> **Data**:
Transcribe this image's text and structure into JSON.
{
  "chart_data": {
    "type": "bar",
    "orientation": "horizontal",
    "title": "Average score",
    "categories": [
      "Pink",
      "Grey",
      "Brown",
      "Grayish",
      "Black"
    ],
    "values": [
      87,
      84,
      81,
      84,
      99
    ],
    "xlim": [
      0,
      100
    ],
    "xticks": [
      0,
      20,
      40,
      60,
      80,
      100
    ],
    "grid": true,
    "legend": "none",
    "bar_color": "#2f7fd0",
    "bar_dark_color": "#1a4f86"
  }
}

> **Task objective**:
Every entry in the listing must be retyped exactly.

> **Solution**:
Transcribe this image's text and structure into JSON.
{
  "chart_data": {
    "type": "bar",
    "orientation": "horizontal",
    "title": "Average score",
    "categories": [
      "Pink",
      "Grey",
      "Brown",
      "Grayish",
      "Black"
    ],
    "values": [
      87,
      84,
      81,
      84,
      99
    ],
    "xlim": [
      0,
      100
    ],
    "xticks": [
      0,
      20,
      40,
      60,
      80,
      100
    ],
    "grid": true,
    "legend": "none",
    "bar_color": "#2f7fd0",
    "bar_dark_color": "#1a4f86"
  }
}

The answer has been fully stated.